* [Your task]:
Every line with the string "Dilihat" should be gathered.

* [Dataset content]:
>>>>

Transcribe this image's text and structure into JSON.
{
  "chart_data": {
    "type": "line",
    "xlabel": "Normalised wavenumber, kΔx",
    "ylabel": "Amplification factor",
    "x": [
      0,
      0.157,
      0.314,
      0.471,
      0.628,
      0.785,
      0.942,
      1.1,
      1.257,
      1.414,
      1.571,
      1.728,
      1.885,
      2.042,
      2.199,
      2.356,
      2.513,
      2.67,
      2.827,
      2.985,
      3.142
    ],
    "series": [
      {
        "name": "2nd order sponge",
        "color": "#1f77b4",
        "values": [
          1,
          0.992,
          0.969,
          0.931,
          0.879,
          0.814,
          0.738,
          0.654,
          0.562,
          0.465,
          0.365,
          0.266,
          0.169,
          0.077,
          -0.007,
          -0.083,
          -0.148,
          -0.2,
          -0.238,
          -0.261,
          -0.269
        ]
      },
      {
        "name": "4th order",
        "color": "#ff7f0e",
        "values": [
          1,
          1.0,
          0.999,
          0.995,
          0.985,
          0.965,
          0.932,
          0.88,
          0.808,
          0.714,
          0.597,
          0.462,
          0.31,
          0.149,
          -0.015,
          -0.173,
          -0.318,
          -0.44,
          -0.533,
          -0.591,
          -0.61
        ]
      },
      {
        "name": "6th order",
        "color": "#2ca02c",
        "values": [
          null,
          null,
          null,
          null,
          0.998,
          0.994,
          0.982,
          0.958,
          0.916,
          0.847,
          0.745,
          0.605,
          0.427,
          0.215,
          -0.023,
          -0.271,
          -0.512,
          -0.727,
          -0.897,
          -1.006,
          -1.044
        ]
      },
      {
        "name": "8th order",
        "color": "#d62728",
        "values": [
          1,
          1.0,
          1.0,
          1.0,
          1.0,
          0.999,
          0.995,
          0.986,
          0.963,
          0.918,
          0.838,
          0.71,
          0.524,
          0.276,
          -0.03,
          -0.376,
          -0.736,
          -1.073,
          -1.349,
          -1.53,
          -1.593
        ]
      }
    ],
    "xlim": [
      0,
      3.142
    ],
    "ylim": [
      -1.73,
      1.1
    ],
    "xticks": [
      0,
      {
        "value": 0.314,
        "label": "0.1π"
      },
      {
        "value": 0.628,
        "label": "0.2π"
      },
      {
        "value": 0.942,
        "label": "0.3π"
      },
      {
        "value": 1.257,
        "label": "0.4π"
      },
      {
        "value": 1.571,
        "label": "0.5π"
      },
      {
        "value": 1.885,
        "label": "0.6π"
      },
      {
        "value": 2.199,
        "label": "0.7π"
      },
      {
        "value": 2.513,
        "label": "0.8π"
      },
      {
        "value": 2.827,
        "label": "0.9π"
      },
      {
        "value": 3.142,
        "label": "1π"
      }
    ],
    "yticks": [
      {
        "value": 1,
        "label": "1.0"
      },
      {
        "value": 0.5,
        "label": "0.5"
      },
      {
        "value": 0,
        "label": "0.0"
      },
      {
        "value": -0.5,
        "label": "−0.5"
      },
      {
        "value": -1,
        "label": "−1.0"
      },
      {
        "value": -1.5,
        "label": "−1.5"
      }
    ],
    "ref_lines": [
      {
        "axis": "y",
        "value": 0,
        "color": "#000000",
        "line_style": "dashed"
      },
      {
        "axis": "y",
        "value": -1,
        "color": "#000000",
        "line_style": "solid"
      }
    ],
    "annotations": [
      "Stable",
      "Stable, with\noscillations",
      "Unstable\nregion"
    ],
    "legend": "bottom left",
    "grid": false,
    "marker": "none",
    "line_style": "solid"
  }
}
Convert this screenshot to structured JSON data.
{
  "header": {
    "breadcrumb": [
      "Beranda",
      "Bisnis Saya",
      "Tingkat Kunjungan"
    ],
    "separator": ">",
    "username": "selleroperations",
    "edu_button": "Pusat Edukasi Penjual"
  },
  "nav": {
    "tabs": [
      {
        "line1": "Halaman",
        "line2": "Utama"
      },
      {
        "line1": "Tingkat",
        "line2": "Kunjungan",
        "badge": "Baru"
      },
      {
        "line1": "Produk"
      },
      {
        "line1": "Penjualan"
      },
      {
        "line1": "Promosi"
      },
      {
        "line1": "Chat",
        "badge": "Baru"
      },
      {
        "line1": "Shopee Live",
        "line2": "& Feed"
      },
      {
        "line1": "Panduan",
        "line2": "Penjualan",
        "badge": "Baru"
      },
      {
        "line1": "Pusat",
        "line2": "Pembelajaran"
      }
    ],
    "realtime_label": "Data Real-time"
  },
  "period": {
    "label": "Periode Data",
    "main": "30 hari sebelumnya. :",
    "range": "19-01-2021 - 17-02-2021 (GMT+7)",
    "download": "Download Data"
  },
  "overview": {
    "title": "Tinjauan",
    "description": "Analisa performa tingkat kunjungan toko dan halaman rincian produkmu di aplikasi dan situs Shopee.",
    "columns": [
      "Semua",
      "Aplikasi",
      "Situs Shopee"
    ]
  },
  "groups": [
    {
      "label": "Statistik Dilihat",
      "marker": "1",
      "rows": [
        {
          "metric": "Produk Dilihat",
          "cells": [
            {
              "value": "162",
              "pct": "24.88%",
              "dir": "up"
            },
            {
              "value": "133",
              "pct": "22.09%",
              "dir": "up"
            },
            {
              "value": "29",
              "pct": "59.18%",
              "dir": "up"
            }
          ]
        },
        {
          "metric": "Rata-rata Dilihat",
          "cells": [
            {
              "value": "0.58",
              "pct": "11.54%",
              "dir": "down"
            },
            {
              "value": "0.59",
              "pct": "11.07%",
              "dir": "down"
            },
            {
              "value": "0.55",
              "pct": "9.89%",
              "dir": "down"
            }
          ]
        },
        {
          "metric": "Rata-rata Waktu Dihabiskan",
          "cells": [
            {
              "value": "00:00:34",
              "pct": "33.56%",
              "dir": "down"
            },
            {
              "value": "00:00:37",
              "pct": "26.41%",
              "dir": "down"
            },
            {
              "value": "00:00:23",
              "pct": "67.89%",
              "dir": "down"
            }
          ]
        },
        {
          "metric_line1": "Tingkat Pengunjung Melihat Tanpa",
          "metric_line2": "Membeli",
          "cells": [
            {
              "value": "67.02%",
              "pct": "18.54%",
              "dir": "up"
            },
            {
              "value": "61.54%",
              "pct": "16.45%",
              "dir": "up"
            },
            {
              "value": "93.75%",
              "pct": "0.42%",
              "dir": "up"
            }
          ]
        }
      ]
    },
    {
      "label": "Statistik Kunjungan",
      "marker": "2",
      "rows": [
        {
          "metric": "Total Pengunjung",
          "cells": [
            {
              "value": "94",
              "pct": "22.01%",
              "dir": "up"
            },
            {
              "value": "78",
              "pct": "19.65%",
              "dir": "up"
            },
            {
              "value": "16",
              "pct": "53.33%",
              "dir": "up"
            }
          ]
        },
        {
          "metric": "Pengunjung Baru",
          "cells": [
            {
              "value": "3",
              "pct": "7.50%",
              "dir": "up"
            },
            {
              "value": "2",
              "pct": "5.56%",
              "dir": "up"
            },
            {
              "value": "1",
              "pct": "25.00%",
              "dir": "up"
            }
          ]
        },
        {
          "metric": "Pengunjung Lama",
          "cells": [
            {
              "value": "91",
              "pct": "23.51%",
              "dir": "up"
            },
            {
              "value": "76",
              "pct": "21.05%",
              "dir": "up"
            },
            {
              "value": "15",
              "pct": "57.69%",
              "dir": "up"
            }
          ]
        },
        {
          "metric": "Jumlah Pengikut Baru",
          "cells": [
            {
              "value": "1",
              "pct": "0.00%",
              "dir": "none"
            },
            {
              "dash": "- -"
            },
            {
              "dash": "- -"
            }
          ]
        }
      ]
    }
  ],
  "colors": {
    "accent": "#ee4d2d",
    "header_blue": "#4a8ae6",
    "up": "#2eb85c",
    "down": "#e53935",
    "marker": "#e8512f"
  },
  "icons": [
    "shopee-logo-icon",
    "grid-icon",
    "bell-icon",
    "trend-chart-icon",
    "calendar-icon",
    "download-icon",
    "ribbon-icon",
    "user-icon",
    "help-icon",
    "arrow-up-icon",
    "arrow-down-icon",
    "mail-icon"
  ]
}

<<<<

* [Complete response]:
      "label": "Statistik Dilihat",
          "metric": "Produk Dilihat",
          "metric": "Rata-rata Dilihat",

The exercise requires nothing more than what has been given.